> [Set task] Return, character for character, the lines from the one bearing "Decode this image" through the end of the material. Omit everything before that line.

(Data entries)
::::::::::

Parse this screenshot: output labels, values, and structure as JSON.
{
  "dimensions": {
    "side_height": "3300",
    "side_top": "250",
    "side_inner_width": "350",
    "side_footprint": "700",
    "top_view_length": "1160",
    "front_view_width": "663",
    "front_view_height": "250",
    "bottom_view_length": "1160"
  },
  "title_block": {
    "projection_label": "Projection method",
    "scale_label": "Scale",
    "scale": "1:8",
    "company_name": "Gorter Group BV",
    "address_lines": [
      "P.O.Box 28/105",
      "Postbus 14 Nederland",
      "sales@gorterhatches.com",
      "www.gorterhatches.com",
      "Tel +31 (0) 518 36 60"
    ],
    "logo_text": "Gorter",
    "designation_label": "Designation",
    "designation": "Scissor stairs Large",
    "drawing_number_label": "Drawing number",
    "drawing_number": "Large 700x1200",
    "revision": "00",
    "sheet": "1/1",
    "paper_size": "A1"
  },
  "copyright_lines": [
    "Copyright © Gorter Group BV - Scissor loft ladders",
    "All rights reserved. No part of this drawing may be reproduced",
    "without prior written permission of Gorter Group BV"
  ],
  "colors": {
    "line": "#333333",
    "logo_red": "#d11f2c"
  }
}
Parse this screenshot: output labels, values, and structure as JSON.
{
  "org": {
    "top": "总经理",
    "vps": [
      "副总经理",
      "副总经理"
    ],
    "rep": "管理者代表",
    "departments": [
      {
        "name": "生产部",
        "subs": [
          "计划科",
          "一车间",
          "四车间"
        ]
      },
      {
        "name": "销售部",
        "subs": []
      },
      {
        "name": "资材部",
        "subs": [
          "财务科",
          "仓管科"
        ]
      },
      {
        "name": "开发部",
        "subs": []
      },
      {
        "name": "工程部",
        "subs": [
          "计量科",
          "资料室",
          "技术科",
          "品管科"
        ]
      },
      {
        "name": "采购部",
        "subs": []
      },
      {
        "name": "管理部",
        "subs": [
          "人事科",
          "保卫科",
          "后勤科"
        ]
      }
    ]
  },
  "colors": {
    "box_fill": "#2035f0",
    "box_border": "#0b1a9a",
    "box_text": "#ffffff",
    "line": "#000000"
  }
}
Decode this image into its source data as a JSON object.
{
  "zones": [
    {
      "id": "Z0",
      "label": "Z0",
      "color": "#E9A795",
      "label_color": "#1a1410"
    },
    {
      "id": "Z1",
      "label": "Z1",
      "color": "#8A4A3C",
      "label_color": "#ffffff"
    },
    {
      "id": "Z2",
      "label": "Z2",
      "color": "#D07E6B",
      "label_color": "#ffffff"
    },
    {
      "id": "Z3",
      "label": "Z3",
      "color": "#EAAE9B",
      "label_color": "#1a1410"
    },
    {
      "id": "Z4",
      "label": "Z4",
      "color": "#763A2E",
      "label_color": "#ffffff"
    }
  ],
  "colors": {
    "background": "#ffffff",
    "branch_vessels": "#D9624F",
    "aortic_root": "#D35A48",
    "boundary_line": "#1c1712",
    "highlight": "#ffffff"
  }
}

::::::::::

> [Exercise output]
Decode this image into its source data as a JSON object.
{
  "zones": [
    {
      "id": "Z0",
      "label": "Z0",
      "color": "#E9A795",
      "label_color": "#1a1410"
    },
    {
      "id": "Z1",
      "label": "Z1",
      "color": "#8A4A3C",
      "label_color": "#ffffff"
    },
    {
      "id": "Z2",
      "label": "Z2",
      "color": "#D07E6B",
      "label_color": "#ffffff"
    },
    {
      "id": "Z3",
      "label": "Z3",
      "color": "#EAAE9B",
      "label_color": "#1a1410"
    },
    {
      "id": "Z4",
      "label": "Z4",
      "color": "#763A2E",
      "label_color": "#ffffff"
    }
  ],
  "colors": {
    "background": "#ffffff",
    "branch_vessels": "#D9624F",
    "aortic_root": "#D35A48",
    "boundary_line": "#1c1712",
    "highlight": "#ffffff"
  }
}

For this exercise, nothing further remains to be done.